§ **SET TASK**
The listing below should be printed exactly, every line of it. Skip the pictures.

Extracted data entries:
═══

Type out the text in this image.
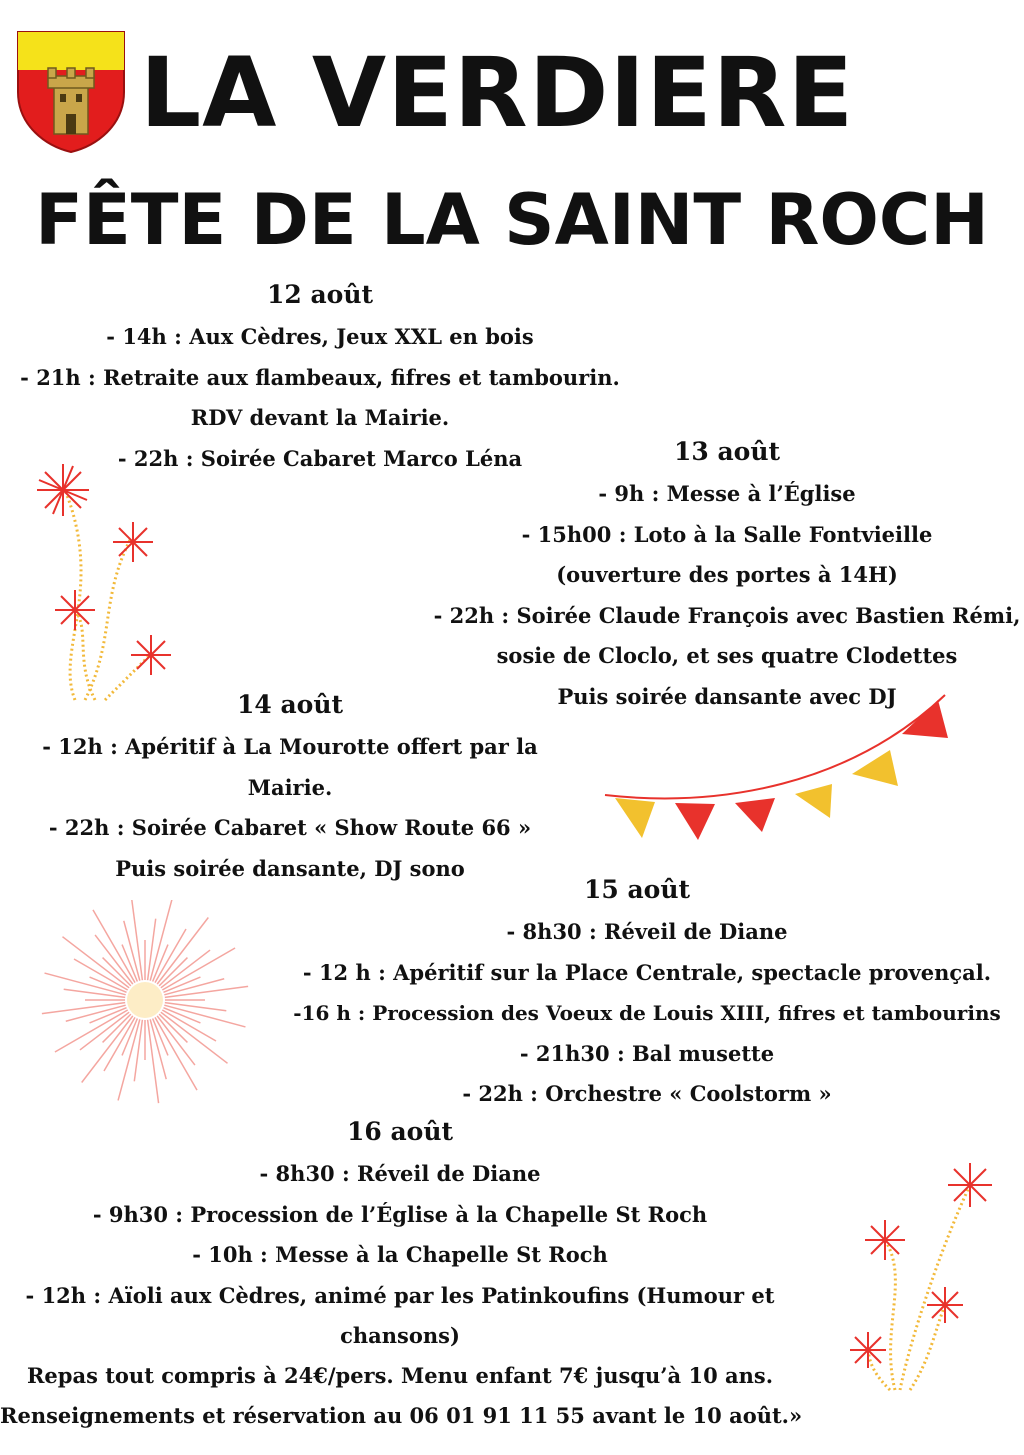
LA VERDIERE
FÊTE DE LA SAINT ROCH
12 août
- 14h : Aux Cèdres, Jeux XXL en bois
- 21h : Retraite aux flambeaux, fifres et tambourin.
RDV devant la Mairie.
- 22h : Soirée Cabaret Marco Léna	13 août
- 9h : Messe à l’Église
- 15h00 : Loto à la Salle Fontvieille
(ouverture des portes à 14H)
- 22h : Soirée Claude François avec Bastien Rémi,
sosie de Cloclo, et ses quatre Clodettes
Puis soirée dansante avec DJ
14 août
- 12h : Apéritif à La Mourotte offert par la
Mairie.
- 22h : Soirée Cabaret « Show Route 66 »
Puis soirée dansante, DJ sono
15 août
- 8h30 : Réveil de Diane
- 12 h : Apéritif sur la Place Centrale, spectacle provençal.
-16 h : Procession des Voeux de Louis XIII, fifres et tambourins
- 21h30 : Bal musette
- 22h : Orchestre « Coolstorm »
16 août
- 8h30 : Réveil de Diane
- 9h30 : Procession de l’Église à la Chapelle St Roch
- 10h : Messe à la Chapelle St Roch
- 12h : Aïoli aux Cèdres, animé par les Patinkoufins (Humour et
chansons)
Repas tout compris à 24€/pers. Menu enfant 7€ jusqu’à 10 ans.
Renseignements et réservation au 06 01 91 11 55 avant le 10 août.»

═══

§ **TASK ANSWER**
Type out the text in this image.
LA VERDIERE
FÊTE DE LA SAINT ROCH
12 août
- 14h : Aux Cèdres, Jeux XXL en bois
- 21h : Retraite aux flambeaux, fifres et tambourin.
RDV devant la Mairie.
- 22h : Soirée Cabaret Marco Léna	13 août
- 9h : Messe à l’Église
- 15h00 : Loto à la Salle Fontvieille
(ouverture des portes à 14H)
- 22h : Soirée Claude François avec Bastien Rémi,
sosie de Cloclo, et ses quatre Clodettes
Puis soirée dansante avec DJ
14 août
- 12h : Apéritif à La Mourotte offert par la
Mairie.
- 22h : Soirée Cabaret « Show Route 66 »
Puis soirée dansante, DJ sono
15 août
- 8h30 : Réveil de Diane
- 12 h : Apéritif sur la Place Centrale, spectacle provençal.
-16 h : Procession des Voeux de Louis XIII, fifres et tambourins
- 21h30 : Bal musette
- 22h : Orchestre « Coolstorm »
16 août
- 8h30 : Réveil de Diane
- 9h30 : Procession de l’Église à la Chapelle St Roch
- 10h : Messe à la Chapelle St Roch
- 12h : Aïoli aux Cèdres, animé par les Patinkoufins (Humour et
chansons)
Repas tout compris à 24€/pers. Menu enfant 7€ jusqu’à 10 ans.
Renseignements et réservation au 06 01 91 11 55 avant le 10 août.»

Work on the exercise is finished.